> [Using the information]:
(A) List every genre the book review assigns to the book.
(B) Repeat the book review word for word from "Julie Halpern writes" to "this book yet.".

> [Text section]:
• • •

Title: The F- It List
Author: Julie Halpern
Publisher: Square Fish
Pub Date: March 31, 2015
Format: Paperback
Pages: 272
Source: Purchased
Genre(s): YA, Contemporary, Romance, Realistic Fiction
Rating: ★★★
Goodreads || Buy on Amazon
Synopsis from Goodreads:
Alex and Becca have always been best friends. But when Becca does something nearly unforgivable at Alex’s dad’s funeral, Alex cuts ties with her and focuses on her grieving family.
Time passes, and Alex finally decides to forgive Becca. Then she’s hit with another shocker: Becca has cancer. It also turns out Becca has a bucket list, one she doesn’t know she’ll be able to finish now. That’s where Alex comes in, along with a mysterious and guarded boy who just may help Alex check a few items off her own bucket list.
Julie Halpern writes about illness, loss, love, and friendship with candor and compassion. Here is an unforgettable book about living fully, living authentically, and just… living.
My review:
“I can’t buy the idea that we’re supposed to live and learn from horrible things. That somehow these things happen so we can grow as people.”
My review probably won’t make any sense to you because I don’t know how I feel about this book yet.

• • •

> [Records in a dataset]:
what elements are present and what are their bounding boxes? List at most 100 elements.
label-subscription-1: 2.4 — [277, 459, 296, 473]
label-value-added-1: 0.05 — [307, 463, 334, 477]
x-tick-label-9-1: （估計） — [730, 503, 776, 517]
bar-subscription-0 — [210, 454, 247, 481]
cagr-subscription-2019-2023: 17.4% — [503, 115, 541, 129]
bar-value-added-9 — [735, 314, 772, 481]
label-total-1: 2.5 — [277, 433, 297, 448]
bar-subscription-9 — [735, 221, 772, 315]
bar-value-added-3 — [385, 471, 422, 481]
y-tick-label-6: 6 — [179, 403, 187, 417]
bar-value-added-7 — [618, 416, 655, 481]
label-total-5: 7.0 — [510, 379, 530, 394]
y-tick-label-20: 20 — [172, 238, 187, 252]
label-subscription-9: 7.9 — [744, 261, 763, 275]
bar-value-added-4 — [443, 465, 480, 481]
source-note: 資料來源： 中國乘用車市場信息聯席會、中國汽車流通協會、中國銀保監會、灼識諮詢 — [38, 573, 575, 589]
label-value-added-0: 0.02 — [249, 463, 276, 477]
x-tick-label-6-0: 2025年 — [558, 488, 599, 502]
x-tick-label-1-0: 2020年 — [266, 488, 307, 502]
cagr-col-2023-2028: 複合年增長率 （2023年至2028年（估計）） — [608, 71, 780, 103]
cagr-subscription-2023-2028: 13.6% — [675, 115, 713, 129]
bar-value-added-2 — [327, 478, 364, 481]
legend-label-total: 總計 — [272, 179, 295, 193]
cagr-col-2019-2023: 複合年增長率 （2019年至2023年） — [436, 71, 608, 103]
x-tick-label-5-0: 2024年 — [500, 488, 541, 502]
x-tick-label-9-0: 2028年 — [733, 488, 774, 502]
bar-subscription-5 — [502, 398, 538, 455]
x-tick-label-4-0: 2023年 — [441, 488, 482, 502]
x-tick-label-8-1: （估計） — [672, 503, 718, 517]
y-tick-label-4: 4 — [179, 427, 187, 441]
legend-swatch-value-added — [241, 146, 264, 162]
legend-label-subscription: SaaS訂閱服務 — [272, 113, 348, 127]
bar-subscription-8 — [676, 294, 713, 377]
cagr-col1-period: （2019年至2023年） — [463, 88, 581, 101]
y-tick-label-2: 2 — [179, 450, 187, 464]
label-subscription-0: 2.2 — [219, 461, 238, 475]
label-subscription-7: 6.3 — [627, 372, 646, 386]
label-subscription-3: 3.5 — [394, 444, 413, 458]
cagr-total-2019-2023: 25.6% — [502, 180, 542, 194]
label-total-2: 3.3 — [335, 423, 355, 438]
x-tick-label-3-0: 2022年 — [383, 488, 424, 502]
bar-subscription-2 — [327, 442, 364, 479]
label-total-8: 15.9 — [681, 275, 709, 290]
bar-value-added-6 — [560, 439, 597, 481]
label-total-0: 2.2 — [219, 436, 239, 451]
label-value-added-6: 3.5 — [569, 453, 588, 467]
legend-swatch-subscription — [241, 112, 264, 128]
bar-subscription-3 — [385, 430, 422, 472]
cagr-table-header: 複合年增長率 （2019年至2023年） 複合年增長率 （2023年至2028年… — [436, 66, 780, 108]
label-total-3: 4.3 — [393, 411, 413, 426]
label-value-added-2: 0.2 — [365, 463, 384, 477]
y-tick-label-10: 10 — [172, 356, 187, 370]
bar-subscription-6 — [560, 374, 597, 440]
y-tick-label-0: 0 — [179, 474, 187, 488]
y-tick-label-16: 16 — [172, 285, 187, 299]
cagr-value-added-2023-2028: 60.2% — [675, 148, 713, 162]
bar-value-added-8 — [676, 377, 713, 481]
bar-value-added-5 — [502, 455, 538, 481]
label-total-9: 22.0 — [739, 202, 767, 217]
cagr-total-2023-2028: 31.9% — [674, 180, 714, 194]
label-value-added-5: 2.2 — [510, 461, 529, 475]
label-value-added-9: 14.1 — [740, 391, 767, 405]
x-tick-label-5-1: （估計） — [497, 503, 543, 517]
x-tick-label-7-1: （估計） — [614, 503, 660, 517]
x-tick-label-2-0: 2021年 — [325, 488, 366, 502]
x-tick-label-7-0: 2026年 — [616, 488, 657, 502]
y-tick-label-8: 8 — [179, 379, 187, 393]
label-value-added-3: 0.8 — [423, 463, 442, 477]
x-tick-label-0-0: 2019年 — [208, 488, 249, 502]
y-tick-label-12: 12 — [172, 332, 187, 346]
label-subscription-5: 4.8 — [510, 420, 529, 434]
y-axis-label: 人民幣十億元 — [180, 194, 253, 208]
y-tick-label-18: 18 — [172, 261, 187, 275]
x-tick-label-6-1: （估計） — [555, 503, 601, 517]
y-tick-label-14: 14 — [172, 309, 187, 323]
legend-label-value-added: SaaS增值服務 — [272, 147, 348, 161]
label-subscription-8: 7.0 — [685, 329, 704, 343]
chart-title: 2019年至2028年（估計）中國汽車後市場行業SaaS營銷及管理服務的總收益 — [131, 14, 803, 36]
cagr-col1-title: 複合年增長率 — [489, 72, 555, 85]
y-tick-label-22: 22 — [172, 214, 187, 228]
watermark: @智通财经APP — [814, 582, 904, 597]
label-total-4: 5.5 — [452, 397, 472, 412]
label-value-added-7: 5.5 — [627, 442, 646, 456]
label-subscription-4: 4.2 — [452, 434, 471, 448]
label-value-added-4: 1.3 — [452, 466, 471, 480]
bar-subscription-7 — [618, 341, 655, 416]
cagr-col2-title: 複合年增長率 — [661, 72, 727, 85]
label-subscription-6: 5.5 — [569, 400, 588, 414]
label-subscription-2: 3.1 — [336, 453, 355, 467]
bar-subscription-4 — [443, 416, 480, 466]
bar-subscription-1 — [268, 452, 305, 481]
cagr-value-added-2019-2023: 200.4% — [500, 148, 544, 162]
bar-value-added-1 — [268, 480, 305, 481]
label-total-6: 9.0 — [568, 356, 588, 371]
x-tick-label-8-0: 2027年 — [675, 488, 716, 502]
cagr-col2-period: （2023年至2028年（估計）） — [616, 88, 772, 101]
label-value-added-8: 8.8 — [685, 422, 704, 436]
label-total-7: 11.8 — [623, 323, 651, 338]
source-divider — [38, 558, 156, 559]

• • •

> [Written answers]:
(A) YA, Contemporary, Romance, Realistic Fiction

(B)
Julie Halpern writes about illness, loss, love, and friendship with candor and compassion. Here is an unforgettable book about living fully, living authentically, and just… living.
My review:
“I can’t buy the idea that we’re supposed to live and learn from horrible things. That somehow these things happen so we can grow as people.”
My review probably won’t make any sense to you because I don’t know how I feel about this book yet.